[Start of Raw records]

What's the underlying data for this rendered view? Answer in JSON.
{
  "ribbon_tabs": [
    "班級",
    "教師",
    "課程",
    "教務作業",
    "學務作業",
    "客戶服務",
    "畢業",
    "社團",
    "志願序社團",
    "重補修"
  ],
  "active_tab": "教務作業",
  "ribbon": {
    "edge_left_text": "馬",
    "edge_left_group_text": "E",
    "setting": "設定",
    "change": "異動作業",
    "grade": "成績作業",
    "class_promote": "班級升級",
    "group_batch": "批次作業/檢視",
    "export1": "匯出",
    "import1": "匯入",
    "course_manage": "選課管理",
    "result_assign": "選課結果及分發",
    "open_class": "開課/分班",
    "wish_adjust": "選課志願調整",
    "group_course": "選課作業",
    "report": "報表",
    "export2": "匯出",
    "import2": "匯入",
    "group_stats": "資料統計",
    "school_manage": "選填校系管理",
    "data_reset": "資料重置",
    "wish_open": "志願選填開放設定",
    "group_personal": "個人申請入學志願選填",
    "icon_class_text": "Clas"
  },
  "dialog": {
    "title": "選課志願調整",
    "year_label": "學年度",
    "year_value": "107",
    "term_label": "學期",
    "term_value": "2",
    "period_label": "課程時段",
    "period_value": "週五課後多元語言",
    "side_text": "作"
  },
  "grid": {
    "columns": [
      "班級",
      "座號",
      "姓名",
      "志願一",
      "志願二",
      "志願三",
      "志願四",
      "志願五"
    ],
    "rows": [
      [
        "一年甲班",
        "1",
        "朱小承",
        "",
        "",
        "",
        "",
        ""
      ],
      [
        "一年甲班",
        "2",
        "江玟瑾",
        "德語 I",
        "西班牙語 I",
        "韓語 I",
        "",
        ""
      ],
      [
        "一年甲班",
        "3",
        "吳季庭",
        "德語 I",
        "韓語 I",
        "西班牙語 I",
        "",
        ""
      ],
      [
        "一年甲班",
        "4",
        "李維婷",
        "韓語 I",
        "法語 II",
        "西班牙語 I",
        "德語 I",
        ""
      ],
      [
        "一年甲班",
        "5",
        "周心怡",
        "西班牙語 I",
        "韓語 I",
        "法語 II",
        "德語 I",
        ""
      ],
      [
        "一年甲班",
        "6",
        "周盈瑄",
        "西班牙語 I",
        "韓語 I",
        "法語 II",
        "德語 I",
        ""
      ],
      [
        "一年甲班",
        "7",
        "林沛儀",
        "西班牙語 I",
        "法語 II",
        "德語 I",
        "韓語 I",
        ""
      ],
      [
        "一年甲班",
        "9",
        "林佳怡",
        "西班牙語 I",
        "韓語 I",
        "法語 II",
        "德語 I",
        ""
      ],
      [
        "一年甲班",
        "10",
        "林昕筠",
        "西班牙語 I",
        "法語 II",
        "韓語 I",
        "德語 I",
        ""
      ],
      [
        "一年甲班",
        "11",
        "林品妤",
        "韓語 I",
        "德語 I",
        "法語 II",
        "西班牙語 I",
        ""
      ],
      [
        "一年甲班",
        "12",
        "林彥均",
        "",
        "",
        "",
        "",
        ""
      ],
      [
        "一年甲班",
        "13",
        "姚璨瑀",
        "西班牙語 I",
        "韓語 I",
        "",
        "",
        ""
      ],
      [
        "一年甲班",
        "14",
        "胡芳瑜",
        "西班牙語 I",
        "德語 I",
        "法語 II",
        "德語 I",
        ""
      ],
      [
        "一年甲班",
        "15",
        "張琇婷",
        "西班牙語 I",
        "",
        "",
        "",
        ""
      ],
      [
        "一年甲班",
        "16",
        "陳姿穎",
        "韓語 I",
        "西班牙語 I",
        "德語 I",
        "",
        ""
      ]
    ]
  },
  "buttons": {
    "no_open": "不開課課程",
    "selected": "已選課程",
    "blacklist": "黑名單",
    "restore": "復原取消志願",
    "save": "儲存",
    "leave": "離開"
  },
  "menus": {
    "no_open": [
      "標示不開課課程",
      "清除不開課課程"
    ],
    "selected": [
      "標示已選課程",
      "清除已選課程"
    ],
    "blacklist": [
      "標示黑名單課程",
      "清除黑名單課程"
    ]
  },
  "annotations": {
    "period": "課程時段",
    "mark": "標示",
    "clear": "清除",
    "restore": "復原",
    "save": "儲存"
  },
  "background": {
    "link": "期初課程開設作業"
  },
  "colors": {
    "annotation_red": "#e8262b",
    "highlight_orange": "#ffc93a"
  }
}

[End of Raw records]

* _Aim of the task_
Output every line above without altering anything.

* _Solution to this exercise_
What's the underlying data for this rendered view? Answer in JSON.
{
  "ribbon_tabs": [
    "班級",
    "教師",
    "課程",
    "教務作業",
    "學務作業",
    "客戶服務",
    "畢業",
    "社團",
    "志願序社團",
    "重補修"
  ],
  "active_tab": "教務作業",
  "ribbon": {
    "edge_left_text": "馬",
    "edge_left_group_text": "E",
    "setting": "設定",
    "change": "異動作業",
    "grade": "成績作業",
    "class_promote": "班級升級",
    "group_batch": "批次作業/檢視",
    "export1": "匯出",
    "import1": "匯入",
    "course_manage": "選課管理",
    "result_assign": "選課結果及分發",
    "open_class": "開課/分班",
    "wish_adjust": "選課志願調整",
    "group_course": "選課作業",
    "report": "報表",
    "export2": "匯出",
    "import2": "匯入",
    "group_stats": "資料統計",
    "school_manage": "選填校系管理",
    "data_reset": "資料重置",
    "wish_open": "志願選填開放設定",
    "group_personal": "個人申請入學志願選填",
    "icon_class_text": "Clas"
  },
  "dialog": {
    "title": "選課志願調整",
    "year_label": "學年度",
    "year_value": "107",
    "term_label": "學期",
    "term_value": "2",
    "period_label": "課程時段",
    "period_value": "週五課後多元語言",
    "side_text": "作"
  },
  "grid": {
    "columns": [
      "班級",
      "座號",
      "姓名",
      "志願一",
      "志願二",
      "志願三",
      "志願四",
      "志願五"
    ],
    "rows": [
      [
        "一年甲班",
        "1",
        "朱小承",
        "",
        "",
        "",
        "",
        ""
      ],
      [
        "一年甲班",
        "2",
        "江玟瑾",
        "德語 I",
        "西班牙語 I",
        "韓語 I",
        "",
        ""
      ],
      [
        "一年甲班",
        "3",
        "吳季庭",
        "德語 I",
        "韓語 I",
        "西班牙語 I",
        "",
        ""
      ],
      [
        "一年甲班",
        "4",
        "李維婷",
        "韓語 I",
        "法語 II",
        "西班牙語 I",
        "德語 I",
        ""
      ],
      [
        "一年甲班",
        "5",
        "周心怡",
        "西班牙語 I",
        "韓語 I",
        "法語 II",
        "德語 I",
        ""
      ],
      [
        "一年甲班",
        "6",
        "周盈瑄",
        "西班牙語 I",
        "韓語 I",
        "法語 II",
        "德語 I",
        ""
      ],
      [
        "一年甲班",
        "7",
        "林沛儀",
        "西班牙語 I",
        "法語 II",
        "德語 I",
        "韓語 I",
        ""
      ],
      [
        "一年甲班",
        "9",
        "林佳怡",
        "西班牙語 I",
        "韓語 I",
        "法語 II",
        "德語 I",
        ""
      ],
      [
        "一年甲班",
        "10",
        "林昕筠",
        "西班牙語 I",
        "法語 II",
        "韓語 I",
        "德語 I",
        ""
      ],
      [
        "一年甲班",
        "11",
        "林品妤",
        "韓語 I",
        "德語 I",
        "法語 II",
        "西班牙語 I",
        ""
      ],
      [
        "一年甲班",
        "12",
        "林彥均",
        "",
        "",
        "",
        "",
        ""
      ],
      [
        "一年甲班",
        "13",
        "姚璨瑀",
        "西班牙語 I",
        "韓語 I",
        "",
        "",
        ""
      ],
      [
        "一年甲班",
        "14",
        "胡芳瑜",
        "西班牙語 I",
        "德語 I",
        "法語 II",
        "德語 I",
        ""
      ],
      [
        "一年甲班",
        "15",
        "張琇婷",
        "西班牙語 I",
        "",
        "",
        "",
        ""
      ],
      [
        "一年甲班",
        "16",
        "陳姿穎",
        "韓語 I",
        "西班牙語 I",
        "德語 I",
        "",
        ""
      ]
    ]
  },
  "buttons": {
    "no_open": "不開課課程",
    "selected": "已選課程",
    "blacklist": "黑名單",
    "restore": "復原取消志願",
    "save": "儲存",
    "leave": "離開"
  },
  "menus": {
    "no_open": [
      "標示不開課課程",
      "清除不開課課程"
    ],
    "selected": [
      "標示已選課程",
      "清除已選課程"
    ],
    "blacklist": [
      "標示黑名單課程",
      "清除黑名單課程"
    ]
  },
  "annotations": {
    "period": "課程時段",
    "mark": "標示",
    "clear": "清除",
    "restore": "復原",
    "save": "儲存"
  },
  "background": {
    "link": "期初課程開設作業"
  },
  "colors": {
    "annotation_red": "#e8262b",
    "highlight_orange": "#ffc93a"
  }
}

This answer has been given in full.